Short problem:
The records below must be written out exactly, with every picture left behind.

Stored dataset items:
»»

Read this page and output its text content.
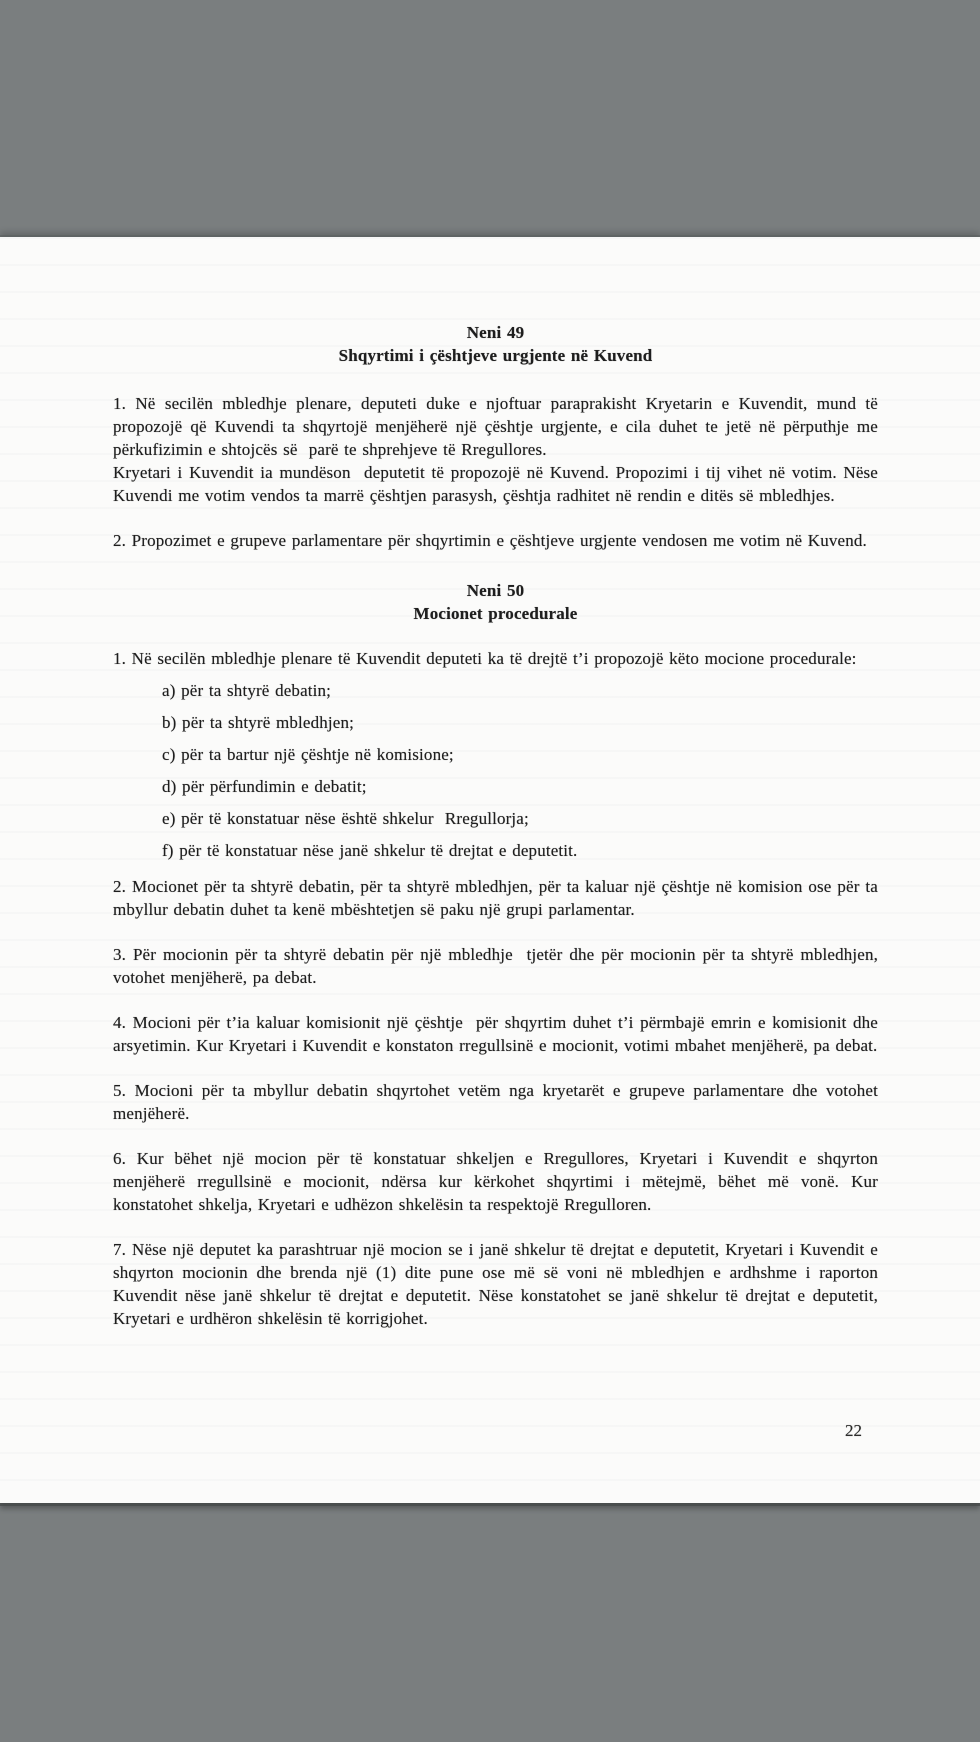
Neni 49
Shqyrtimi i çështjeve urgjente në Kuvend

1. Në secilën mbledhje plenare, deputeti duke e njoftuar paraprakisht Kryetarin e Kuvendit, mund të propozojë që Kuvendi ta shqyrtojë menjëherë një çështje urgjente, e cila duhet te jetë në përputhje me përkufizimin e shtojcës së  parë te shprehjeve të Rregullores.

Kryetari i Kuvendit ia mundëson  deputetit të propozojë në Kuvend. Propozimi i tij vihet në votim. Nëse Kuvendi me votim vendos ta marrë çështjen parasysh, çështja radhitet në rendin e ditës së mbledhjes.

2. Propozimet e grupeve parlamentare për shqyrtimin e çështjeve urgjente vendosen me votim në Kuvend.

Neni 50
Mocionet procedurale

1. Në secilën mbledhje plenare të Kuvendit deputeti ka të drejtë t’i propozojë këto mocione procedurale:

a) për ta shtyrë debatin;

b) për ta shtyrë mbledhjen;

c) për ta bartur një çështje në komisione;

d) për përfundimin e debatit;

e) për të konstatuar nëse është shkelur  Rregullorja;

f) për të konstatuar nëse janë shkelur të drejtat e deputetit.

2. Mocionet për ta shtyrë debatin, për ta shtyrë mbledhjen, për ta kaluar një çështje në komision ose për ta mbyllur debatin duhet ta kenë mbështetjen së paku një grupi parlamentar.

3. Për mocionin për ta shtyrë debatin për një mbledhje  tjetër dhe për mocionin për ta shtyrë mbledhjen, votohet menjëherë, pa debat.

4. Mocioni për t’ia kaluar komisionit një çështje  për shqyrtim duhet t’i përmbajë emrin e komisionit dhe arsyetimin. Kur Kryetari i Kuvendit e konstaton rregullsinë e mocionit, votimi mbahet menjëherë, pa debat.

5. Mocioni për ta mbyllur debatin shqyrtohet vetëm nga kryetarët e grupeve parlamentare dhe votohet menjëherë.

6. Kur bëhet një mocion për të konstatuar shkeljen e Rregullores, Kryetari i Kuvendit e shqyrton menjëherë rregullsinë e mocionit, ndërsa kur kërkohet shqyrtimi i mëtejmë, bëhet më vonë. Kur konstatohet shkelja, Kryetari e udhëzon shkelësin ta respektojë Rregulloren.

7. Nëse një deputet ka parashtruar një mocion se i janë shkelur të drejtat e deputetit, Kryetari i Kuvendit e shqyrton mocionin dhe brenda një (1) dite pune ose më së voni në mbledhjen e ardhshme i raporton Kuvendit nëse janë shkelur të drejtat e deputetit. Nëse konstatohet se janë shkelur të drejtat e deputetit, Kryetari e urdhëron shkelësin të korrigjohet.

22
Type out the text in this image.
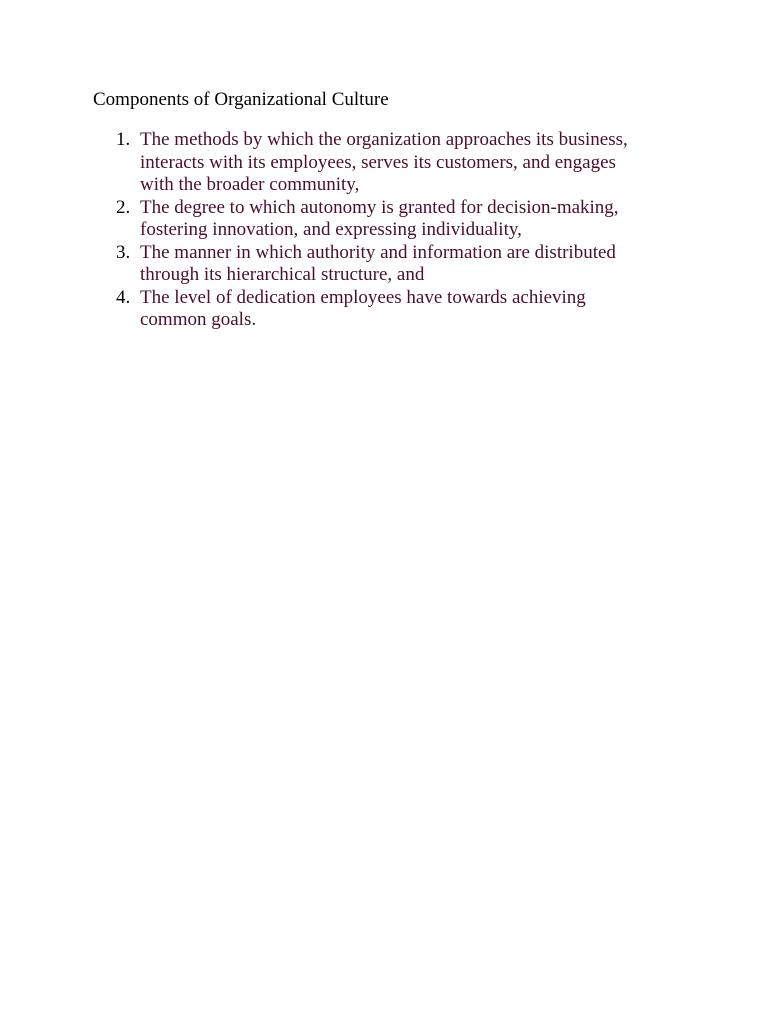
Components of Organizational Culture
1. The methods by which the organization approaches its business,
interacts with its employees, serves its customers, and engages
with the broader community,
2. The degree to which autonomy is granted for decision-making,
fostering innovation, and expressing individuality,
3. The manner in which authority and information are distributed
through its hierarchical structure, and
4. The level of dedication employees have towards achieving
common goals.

««

Solution:
Read this page and output its text content.
Neni 49
Shqyrtimi i çështjeve urgjente në Kuvend

1. Në secilën mbledhje plenare, deputeti duke e njoftuar paraprakisht Kryetarin e Kuvendit, mund të propozojë që Kuvendi ta shqyrtojë menjëherë një çështje urgjente, e cila duhet te jetë në përputhje me përkufizimin e shtojcës së  parë te shprehjeve të Rregullores.

Kryetari i Kuvendit ia mundëson  deputetit të propozojë në Kuvend. Propozimi i tij vihet në votim. Nëse Kuvendi me votim vendos ta marrë çështjen parasysh, çështja radhitet në rendin e ditës së mbledhjes.

2. Propozimet e grupeve parlamentare për shqyrtimin e çështjeve urgjente vendosen me votim në Kuvend.

Neni 50
Mocionet procedurale

1. Në secilën mbledhje plenare të Kuvendit deputeti ka të drejtë t’i propozojë këto mocione procedurale:

a) për ta shtyrë debatin;

b) për ta shtyrë mbledhjen;

c) për ta bartur një çështje në komisione;

d) për përfundimin e debatit;

e) për të konstatuar nëse është shkelur  Rregullorja;

f) për të konstatuar nëse janë shkelur të drejtat e deputetit.

2. Mocionet për ta shtyrë debatin, për ta shtyrë mbledhjen, për ta kaluar një çështje në komision ose për ta mbyllur debatin duhet ta kenë mbështetjen së paku një grupi parlamentar.

3. Për mocionin për ta shtyrë debatin për një mbledhje  tjetër dhe për mocionin për ta shtyrë mbledhjen, votohet menjëherë, pa debat.

4. Mocioni për t’ia kaluar komisionit një çështje  për shqyrtim duhet t’i përmbajë emrin e komisionit dhe arsyetimin. Kur Kryetari i Kuvendit e konstaton rregullsinë e mocionit, votimi mbahet menjëherë, pa debat.

5. Mocioni për ta mbyllur debatin shqyrtohet vetëm nga kryetarët e grupeve parlamentare dhe votohet menjëherë.

6. Kur bëhet një mocion për të konstatuar shkeljen e Rregullores, Kryetari i Kuvendit e shqyrton menjëherë rregullsinë e mocionit, ndërsa kur kërkohet shqyrtimi i mëtejmë, bëhet më vonë. Kur konstatohet shkelja, Kryetari e udhëzon shkelësin ta respektojë Rregulloren.

7. Nëse një deputet ka parashtruar një mocion se i janë shkelur të drejtat e deputetit, Kryetari i Kuvendit e shqyrton mocionin dhe brenda një (1) dite pune ose më së voni në mbledhjen e ardhshme i raporton Kuvendit nëse janë shkelur të drejtat e deputetit. Nëse konstatohet se janë shkelur të drejtat e deputetit, Kryetari e urdhëron shkelësin të korrigjohet.

22
Type out the text in this image.
Components of Organizational Culture
1. The methods by which the organization approaches its business,
interacts with its employees, serves its customers, and engages
with the broader community,
2. The degree to which autonomy is granted for decision-making,
fostering innovation, and expressing individuality,
3. The manner in which authority and information are distributed
through its hierarchical structure, and
4. The level of dedication employees have towards achieving
common goals.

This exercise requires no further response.